**WHAT THE EXERCISE ASKS**
Go through the records below line by line, counting those that contain the word "millones"; answer with the count only.

**MATERIALS PROVIDED**
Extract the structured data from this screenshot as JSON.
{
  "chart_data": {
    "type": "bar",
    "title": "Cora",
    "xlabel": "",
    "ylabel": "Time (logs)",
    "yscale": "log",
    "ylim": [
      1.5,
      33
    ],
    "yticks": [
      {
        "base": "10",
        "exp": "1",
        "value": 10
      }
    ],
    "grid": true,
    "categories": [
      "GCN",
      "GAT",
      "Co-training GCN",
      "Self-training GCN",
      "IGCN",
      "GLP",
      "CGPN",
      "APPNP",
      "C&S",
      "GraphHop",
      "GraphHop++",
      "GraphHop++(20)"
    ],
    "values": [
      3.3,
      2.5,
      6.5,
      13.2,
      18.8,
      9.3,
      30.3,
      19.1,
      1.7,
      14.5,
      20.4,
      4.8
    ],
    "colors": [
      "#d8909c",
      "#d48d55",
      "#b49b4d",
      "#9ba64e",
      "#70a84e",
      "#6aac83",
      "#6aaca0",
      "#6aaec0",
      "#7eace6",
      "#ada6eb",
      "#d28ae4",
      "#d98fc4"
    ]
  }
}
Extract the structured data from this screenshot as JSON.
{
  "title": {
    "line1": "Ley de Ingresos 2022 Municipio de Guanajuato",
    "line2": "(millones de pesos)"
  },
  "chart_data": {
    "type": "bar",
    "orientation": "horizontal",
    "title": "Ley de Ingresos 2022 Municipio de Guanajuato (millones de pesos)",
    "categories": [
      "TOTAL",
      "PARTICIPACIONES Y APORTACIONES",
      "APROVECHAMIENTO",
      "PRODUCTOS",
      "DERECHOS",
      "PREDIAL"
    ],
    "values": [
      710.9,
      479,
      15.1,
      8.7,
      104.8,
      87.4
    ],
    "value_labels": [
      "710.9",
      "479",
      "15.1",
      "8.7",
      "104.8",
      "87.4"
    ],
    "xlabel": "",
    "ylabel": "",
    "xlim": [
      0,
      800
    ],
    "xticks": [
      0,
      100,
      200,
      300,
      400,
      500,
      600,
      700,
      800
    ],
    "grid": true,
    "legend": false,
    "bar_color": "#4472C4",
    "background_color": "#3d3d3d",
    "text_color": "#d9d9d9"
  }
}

**REPLY**
2